To be done — Return the records that follow unaltered. Omit every picture.

Dataset —
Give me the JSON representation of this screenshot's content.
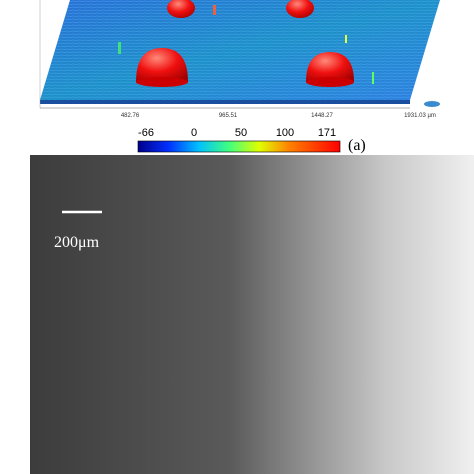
{
  "profile": {
    "axis_labels": [
      "482.76",
      "965.51",
      "1448.27",
      "1931.03 µm"
    ]
  },
  "colorbar": {
    "ticks": [
      "-66",
      "0",
      "50",
      "100",
      "171"
    ],
    "panel_label": "(a)"
  },
  "sem": {
    "scale_bar": "200μm"
  }
}
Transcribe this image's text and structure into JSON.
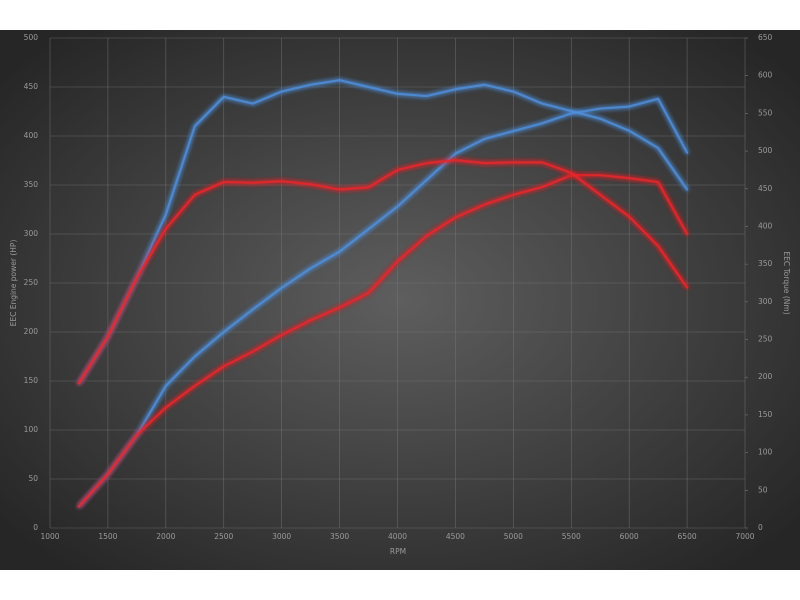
{
  "chart_data": {
    "type": "line",
    "xlabel": "RPM",
    "ylabel": "EEC Engine power (HP)",
    "y2label": "EEC Torque (Nm)",
    "x": [
      1250,
      1500,
      1750,
      2000,
      2250,
      2500,
      2750,
      3000,
      3250,
      3500,
      3750,
      4000,
      4250,
      4500,
      4750,
      5000,
      5250,
      5500,
      5750,
      6000,
      6250,
      6500
    ],
    "series": [
      {
        "color": "#4f8fdc",
        "axis": "y",
        "values": [
          22,
          55,
          95,
          145,
          175,
          200,
          223,
          245,
          265,
          282,
          305,
          328,
          355,
          382,
          397,
          405,
          413,
          423,
          428,
          430,
          438,
          383
        ]
      },
      {
        "color": "#4f8fdc",
        "axis": "y2",
        "values": [
          192,
          254,
          332,
          416,
          533,
          572,
          563,
          579,
          588,
          594,
          585,
          576,
          573,
          582,
          588,
          579,
          563,
          553,
          543,
          527,
          504,
          449
        ]
      },
      {
        "color": "#e8262a",
        "axis": "y",
        "values": [
          22,
          55,
          95,
          123,
          145,
          165,
          180,
          197,
          212,
          225,
          240,
          272,
          298,
          317,
          330,
          340,
          348,
          360,
          360,
          357,
          353,
          300
        ]
      },
      {
        "color": "#e8262a",
        "axis": "y2",
        "values": [
          192,
          254,
          332,
          397,
          442,
          459,
          458,
          460,
          456,
          449,
          452,
          475,
          484,
          488,
          484,
          485,
          485,
          471,
          442,
          413,
          374,
          319
        ]
      }
    ],
    "xlim": [
      1000,
      7000
    ],
    "xticks": [
      1000,
      1500,
      2000,
      2500,
      3000,
      3500,
      4000,
      4500,
      5000,
      5500,
      6000,
      6500,
      7000
    ],
    "ylim": [
      0,
      500
    ],
    "yticks": [
      0,
      50,
      100,
      150,
      200,
      250,
      300,
      350,
      400,
      450,
      500
    ],
    "y2lim": [
      0,
      650
    ],
    "y2ticks": [
      0,
      50,
      100,
      150,
      200,
      250,
      300,
      350,
      400,
      450,
      500,
      550,
      600,
      650
    ],
    "grid": true
  }
}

Solution to the exercise —
Give me the JSON representation of this screenshot's content.
{
  "profile": {
    "axis_labels": [
      "482.76",
      "965.51",
      "1448.27",
      "1931.03 µm"
    ]
  },
  "colorbar": {
    "ticks": [
      "-66",
      "0",
      "50",
      "100",
      "171"
    ],
    "panel_label": "(a)"
  },
  "sem": {
    "scale_bar": "200μm"
  }
}
Transcribe this image's text and structure into JSON.
{
  "chart_data": {
    "type": "line",
    "xlabel": "RPM",
    "ylabel": "EEC Engine power (HP)",
    "y2label": "EEC Torque (Nm)",
    "x": [
      1250,
      1500,
      1750,
      2000,
      2250,
      2500,
      2750,
      3000,
      3250,
      3500,
      3750,
      4000,
      4250,
      4500,
      4750,
      5000,
      5250,
      5500,
      5750,
      6000,
      6250,
      6500
    ],
    "series": [
      {
        "color": "#4f8fdc",
        "axis": "y",
        "values": [
          22,
          55,
          95,
          145,
          175,
          200,
          223,
          245,
          265,
          282,
          305,
          328,
          355,
          382,
          397,
          405,
          413,
          423,
          428,
          430,
          438,
          383
        ]
      },
      {
        "color": "#4f8fdc",
        "axis": "y2",
        "values": [
          192,
          254,
          332,
          416,
          533,
          572,
          563,
          579,
          588,
          594,
          585,
          576,
          573,
          582,
          588,
          579,
          563,
          553,
          543,
          527,
          504,
          449
        ]
      },
      {
        "color": "#e8262a",
        "axis": "y",
        "values": [
          22,
          55,
          95,
          123,
          145,
          165,
          180,
          197,
          212,
          225,
          240,
          272,
          298,
          317,
          330,
          340,
          348,
          360,
          360,
          357,
          353,
          300
        ]
      },
      {
        "color": "#e8262a",
        "axis": "y2",
        "values": [
          192,
          254,
          332,
          397,
          442,
          459,
          458,
          460,
          456,
          449,
          452,
          475,
          484,
          488,
          484,
          485,
          485,
          471,
          442,
          413,
          374,
          319
        ]
      }
    ],
    "xlim": [
      1000,
      7000
    ],
    "xticks": [
      1000,
      1500,
      2000,
      2500,
      3000,
      3500,
      4000,
      4500,
      5000,
      5500,
      6000,
      6500,
      7000
    ],
    "ylim": [
      0,
      500
    ],
    "yticks": [
      0,
      50,
      100,
      150,
      200,
      250,
      300,
      350,
      400,
      450,
      500
    ],
    "y2lim": [
      0,
      650
    ],
    "y2ticks": [
      0,
      50,
      100,
      150,
      200,
      250,
      300,
      350,
      400,
      450,
      500,
      550,
      600,
      650
    ],
    "grid": true
  }
}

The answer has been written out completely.